[ENTRIES]
↓↓↓

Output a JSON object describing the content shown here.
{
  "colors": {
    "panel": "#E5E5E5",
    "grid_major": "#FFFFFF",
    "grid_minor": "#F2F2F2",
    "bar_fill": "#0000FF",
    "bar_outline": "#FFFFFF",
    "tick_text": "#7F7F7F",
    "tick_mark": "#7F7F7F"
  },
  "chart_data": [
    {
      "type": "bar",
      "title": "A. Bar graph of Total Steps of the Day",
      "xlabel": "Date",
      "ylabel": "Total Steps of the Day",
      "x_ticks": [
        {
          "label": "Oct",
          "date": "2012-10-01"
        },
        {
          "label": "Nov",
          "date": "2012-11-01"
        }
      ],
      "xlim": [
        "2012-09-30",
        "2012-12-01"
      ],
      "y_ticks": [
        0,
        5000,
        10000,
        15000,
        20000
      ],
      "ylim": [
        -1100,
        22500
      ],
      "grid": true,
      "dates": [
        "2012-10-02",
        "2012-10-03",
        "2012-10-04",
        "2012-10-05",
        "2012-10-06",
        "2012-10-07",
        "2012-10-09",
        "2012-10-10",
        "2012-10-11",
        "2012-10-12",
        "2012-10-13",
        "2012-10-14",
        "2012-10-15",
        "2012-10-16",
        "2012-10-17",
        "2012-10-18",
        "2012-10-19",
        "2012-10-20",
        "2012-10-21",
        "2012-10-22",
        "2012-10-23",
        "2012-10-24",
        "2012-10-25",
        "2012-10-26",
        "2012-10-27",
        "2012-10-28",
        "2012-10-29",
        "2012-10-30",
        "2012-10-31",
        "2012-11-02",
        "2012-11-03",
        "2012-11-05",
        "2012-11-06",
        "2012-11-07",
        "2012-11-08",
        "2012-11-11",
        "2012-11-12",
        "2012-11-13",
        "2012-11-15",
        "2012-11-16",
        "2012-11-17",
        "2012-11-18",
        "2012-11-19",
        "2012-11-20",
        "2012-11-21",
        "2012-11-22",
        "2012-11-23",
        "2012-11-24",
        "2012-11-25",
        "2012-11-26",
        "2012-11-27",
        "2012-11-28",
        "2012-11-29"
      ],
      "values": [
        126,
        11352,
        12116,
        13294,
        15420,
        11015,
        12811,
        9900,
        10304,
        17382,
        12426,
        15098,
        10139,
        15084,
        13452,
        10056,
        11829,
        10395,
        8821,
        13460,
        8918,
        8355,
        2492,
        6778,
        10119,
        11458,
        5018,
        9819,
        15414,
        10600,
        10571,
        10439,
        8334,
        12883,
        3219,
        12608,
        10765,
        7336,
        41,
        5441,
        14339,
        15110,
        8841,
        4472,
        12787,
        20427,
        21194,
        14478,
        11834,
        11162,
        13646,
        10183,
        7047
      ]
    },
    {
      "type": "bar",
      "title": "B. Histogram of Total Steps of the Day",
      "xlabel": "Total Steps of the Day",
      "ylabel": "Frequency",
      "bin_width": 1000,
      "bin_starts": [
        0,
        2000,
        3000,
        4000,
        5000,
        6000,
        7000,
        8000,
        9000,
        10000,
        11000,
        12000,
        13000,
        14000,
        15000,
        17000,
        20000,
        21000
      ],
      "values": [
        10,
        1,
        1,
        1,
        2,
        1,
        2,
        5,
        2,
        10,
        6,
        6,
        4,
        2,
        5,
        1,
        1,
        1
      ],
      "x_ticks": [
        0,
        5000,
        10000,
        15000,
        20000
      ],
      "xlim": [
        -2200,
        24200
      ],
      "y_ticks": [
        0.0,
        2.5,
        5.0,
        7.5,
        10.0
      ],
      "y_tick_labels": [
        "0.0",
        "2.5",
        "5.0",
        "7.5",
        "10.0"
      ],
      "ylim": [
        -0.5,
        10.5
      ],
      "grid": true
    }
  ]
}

↑↑↑

[WHAT IS EXPECTED] Restate the listing above word for word.

[SOLUTION]
Output a JSON object describing the content shown here.
{
  "colors": {
    "panel": "#E5E5E5",
    "grid_major": "#FFFFFF",
    "grid_minor": "#F2F2F2",
    "bar_fill": "#0000FF",
    "bar_outline": "#FFFFFF",
    "tick_text": "#7F7F7F",
    "tick_mark": "#7F7F7F"
  },
  "chart_data": [
    {
      "type": "bar",
      "title": "A. Bar graph of Total Steps of the Day",
      "xlabel": "Date",
      "ylabel": "Total Steps of the Day",
      "x_ticks": [
        {
          "label": "Oct",
          "date": "2012-10-01"
        },
        {
          "label": "Nov",
          "date": "2012-11-01"
        }
      ],
      "xlim": [
        "2012-09-30",
        "2012-12-01"
      ],
      "y_ticks": [
        0,
        5000,
        10000,
        15000,
        20000
      ],
      "ylim": [
        -1100,
        22500
      ],
      "grid": true,
      "dates": [
        "2012-10-02",
        "2012-10-03",
        "2012-10-04",
        "2012-10-05",
        "2012-10-06",
        "2012-10-07",
        "2012-10-09",
        "2012-10-10",
        "2012-10-11",
        "2012-10-12",
        "2012-10-13",
        "2012-10-14",
        "2012-10-15",
        "2012-10-16",
        "2012-10-17",
        "2012-10-18",
        "2012-10-19",
        "2012-10-20",
        "2012-10-21",
        "2012-10-22",
        "2012-10-23",
        "2012-10-24",
        "2012-10-25",
        "2012-10-26",
        "2012-10-27",
        "2012-10-28",
        "2012-10-29",
        "2012-10-30",
        "2012-10-31",
        "2012-11-02",
        "2012-11-03",
        "2012-11-05",
        "2012-11-06",
        "2012-11-07",
        "2012-11-08",
        "2012-11-11",
        "2012-11-12",
        "2012-11-13",
        "2012-11-15",
        "2012-11-16",
        "2012-11-17",
        "2012-11-18",
        "2012-11-19",
        "2012-11-20",
        "2012-11-21",
        "2012-11-22",
        "2012-11-23",
        "2012-11-24",
        "2012-11-25",
        "2012-11-26",
        "2012-11-27",
        "2012-11-28",
        "2012-11-29"
      ],
      "values": [
        126,
        11352,
        12116,
        13294,
        15420,
        11015,
        12811,
        9900,
        10304,
        17382,
        12426,
        15098,
        10139,
        15084,
        13452,
        10056,
        11829,
        10395,
        8821,
        13460,
        8918,
        8355,
        2492,
        6778,
        10119,
        11458,
        5018,
        9819,
        15414,
        10600,
        10571,
        10439,
        8334,
        12883,
        3219,
        12608,
        10765,
        7336,
        41,
        5441,
        14339,
        15110,
        8841,
        4472,
        12787,
        20427,
        21194,
        14478,
        11834,
        11162,
        13646,
        10183,
        7047
      ]
    },
    {
      "type": "bar",
      "title": "B. Histogram of Total Steps of the Day",
      "xlabel": "Total Steps of the Day",
      "ylabel": "Frequency",
      "bin_width": 1000,
      "bin_starts": [
        0,
        2000,
        3000,
        4000,
        5000,
        6000,
        7000,
        8000,
        9000,
        10000,
        11000,
        12000,
        13000,
        14000,
        15000,
        17000,
        20000,
        21000
      ],
      "values": [
        10,
        1,
        1,
        1,
        2,
        1,
        2,
        5,
        2,
        10,
        6,
        6,
        4,
        2,
        5,
        1,
        1,
        1
      ],
      "x_ticks": [
        0,
        5000,
        10000,
        15000,
        20000
      ],
      "xlim": [
        -2200,
        24200
      ],
      "y_ticks": [
        0.0,
        2.5,
        5.0,
        7.5,
        10.0
      ],
      "y_tick_labels": [
        "0.0",
        "2.5",
        "5.0",
        "7.5",
        "10.0"
      ],
      "ylim": [
        -0.5,
        10.5
      ],
      "grid": true
    }
  ]
}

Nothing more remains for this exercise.